● Objective
Search the data below for "screenshot"; list each line that holds it.

[Entries from a dataset]
--- --- ---
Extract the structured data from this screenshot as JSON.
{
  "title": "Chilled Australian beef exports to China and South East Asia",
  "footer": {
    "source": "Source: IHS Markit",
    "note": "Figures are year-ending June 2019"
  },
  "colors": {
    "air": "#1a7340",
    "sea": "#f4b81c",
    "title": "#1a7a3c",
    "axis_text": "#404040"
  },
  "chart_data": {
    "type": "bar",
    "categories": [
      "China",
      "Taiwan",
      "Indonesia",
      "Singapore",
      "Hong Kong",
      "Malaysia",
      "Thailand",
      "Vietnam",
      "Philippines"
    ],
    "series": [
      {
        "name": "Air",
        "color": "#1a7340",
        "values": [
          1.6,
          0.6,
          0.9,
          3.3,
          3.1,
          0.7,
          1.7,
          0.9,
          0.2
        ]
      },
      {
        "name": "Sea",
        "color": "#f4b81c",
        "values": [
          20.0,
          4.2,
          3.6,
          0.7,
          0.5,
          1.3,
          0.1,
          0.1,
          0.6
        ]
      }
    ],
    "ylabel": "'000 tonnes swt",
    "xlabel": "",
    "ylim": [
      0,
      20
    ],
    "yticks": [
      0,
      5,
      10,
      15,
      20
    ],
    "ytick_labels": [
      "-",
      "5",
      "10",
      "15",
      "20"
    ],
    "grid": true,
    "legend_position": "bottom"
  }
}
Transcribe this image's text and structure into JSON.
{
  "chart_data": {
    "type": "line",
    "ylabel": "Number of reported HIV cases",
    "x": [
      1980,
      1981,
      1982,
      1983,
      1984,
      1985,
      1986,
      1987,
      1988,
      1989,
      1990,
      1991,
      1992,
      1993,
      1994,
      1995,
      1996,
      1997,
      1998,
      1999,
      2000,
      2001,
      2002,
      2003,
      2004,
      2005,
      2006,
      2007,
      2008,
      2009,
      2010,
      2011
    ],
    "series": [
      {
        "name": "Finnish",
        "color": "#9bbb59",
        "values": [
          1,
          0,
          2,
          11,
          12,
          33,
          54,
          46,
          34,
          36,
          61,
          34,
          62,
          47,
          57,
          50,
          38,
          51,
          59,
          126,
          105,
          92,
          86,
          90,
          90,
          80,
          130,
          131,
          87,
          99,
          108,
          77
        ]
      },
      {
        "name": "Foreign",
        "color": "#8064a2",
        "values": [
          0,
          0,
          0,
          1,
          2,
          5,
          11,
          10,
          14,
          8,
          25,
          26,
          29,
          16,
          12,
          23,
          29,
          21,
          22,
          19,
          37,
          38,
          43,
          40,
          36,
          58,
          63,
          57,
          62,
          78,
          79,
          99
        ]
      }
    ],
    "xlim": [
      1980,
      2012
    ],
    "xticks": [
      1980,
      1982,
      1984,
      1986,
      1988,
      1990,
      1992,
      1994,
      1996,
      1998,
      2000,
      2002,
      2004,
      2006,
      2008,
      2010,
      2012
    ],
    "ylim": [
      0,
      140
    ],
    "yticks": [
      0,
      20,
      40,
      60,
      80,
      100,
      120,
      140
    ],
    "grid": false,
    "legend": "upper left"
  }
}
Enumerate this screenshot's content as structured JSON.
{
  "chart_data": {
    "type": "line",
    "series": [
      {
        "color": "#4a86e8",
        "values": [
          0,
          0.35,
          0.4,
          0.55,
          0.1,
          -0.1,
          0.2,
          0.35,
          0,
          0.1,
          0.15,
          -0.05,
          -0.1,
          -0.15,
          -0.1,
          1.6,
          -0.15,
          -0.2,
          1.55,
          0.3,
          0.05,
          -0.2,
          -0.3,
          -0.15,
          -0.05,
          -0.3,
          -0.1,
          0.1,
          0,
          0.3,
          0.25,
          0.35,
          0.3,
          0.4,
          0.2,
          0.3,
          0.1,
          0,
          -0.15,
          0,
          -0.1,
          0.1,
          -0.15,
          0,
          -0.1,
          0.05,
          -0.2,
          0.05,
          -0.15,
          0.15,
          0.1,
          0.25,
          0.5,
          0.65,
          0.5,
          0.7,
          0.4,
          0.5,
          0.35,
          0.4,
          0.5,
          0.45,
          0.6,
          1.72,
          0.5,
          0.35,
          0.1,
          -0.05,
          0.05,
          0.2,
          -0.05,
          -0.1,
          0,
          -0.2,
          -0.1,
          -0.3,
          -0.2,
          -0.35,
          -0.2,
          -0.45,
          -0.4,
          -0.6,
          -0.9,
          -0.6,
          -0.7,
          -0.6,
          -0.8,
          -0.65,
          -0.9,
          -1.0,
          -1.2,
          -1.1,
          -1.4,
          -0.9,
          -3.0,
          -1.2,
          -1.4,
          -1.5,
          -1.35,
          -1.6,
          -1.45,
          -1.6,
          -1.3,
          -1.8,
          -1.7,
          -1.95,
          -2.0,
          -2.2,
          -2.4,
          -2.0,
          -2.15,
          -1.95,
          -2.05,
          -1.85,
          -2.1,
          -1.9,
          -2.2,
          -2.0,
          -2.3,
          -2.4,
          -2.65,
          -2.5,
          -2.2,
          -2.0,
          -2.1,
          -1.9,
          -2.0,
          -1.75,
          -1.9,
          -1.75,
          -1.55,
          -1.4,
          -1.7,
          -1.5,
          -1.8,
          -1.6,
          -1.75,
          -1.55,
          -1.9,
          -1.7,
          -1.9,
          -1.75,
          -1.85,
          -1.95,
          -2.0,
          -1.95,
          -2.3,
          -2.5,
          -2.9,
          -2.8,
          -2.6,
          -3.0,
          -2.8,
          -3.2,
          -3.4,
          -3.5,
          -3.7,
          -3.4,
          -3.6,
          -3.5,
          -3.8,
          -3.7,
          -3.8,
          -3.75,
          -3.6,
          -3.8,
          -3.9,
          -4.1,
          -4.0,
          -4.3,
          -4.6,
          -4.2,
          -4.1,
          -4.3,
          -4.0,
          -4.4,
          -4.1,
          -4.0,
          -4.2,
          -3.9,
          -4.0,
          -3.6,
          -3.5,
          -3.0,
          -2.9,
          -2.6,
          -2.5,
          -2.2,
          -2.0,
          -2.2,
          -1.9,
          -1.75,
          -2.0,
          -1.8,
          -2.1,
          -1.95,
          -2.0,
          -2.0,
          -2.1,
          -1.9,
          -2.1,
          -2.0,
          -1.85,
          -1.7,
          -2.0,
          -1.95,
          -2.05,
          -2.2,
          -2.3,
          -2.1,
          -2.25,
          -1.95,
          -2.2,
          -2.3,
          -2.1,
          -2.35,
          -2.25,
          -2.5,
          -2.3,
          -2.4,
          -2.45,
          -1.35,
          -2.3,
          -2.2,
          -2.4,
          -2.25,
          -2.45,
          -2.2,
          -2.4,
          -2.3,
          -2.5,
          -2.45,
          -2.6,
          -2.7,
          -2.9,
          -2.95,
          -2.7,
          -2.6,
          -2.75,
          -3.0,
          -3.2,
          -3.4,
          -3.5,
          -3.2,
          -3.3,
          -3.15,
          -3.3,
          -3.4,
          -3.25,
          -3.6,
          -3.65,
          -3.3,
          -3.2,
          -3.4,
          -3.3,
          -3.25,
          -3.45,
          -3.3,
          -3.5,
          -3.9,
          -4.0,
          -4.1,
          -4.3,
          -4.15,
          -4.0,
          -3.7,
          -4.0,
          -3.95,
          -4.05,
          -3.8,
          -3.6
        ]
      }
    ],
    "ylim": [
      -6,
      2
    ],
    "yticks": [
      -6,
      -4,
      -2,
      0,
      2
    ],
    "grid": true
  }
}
--- --- ---
● Exercise solution
Extract the structured data from this screenshot as JSON.
Enumerate this screenshot's content as structured JSON.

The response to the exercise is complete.